[Start of DATA SHOWN]

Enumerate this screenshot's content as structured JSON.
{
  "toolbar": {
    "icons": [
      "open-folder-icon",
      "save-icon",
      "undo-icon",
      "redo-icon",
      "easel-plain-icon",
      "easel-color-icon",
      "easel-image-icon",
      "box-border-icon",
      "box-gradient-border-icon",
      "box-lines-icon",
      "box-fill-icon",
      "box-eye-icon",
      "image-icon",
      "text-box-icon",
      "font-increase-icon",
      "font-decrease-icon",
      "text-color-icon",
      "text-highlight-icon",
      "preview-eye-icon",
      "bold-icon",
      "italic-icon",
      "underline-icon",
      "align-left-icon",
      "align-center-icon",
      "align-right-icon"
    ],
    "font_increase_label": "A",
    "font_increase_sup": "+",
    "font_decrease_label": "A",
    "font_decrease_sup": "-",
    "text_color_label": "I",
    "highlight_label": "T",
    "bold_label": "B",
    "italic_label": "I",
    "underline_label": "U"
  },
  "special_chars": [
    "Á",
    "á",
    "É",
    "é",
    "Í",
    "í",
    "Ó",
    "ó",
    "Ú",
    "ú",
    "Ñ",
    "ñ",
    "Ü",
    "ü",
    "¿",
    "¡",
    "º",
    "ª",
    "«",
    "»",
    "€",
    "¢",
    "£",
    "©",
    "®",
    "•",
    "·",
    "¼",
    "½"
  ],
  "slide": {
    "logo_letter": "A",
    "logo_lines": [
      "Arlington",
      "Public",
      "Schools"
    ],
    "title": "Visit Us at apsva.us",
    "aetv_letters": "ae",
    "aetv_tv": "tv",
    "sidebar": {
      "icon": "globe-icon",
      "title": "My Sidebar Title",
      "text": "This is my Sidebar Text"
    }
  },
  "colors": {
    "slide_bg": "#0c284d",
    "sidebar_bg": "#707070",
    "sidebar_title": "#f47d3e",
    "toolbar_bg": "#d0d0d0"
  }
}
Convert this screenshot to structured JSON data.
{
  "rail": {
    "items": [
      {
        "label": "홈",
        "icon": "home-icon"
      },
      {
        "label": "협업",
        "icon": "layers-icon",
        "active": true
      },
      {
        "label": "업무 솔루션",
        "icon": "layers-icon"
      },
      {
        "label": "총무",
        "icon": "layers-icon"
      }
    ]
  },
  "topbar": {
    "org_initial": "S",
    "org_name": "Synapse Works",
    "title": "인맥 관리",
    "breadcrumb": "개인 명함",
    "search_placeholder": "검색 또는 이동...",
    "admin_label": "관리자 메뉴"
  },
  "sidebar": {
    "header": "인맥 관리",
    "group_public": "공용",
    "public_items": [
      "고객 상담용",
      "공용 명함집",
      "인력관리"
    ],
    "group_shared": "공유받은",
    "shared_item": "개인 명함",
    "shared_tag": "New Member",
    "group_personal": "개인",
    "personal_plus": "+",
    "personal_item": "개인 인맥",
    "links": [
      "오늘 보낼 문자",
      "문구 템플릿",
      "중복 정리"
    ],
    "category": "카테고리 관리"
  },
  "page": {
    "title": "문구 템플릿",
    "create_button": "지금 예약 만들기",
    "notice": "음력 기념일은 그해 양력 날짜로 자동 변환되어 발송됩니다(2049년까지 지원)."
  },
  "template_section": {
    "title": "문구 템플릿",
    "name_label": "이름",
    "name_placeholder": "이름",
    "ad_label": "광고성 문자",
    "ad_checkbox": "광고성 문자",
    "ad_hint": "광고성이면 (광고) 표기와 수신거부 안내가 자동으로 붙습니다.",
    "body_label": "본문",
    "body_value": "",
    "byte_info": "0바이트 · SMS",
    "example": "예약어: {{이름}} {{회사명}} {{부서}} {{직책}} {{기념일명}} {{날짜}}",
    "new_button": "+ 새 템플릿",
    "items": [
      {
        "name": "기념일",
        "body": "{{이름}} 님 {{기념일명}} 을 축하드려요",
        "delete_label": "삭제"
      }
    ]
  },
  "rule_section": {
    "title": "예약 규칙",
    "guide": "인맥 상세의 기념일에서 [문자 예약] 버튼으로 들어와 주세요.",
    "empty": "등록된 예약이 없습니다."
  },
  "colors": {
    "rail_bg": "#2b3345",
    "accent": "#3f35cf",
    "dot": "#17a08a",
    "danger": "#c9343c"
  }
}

[End of DATA SHOWN]

TASK STATEMENT | Pull every line holding "structured" out of the records.

TASK ANSWER |
Enumerate this screenshot's content as structured JSON.
Convert this screenshot to structured JSON data.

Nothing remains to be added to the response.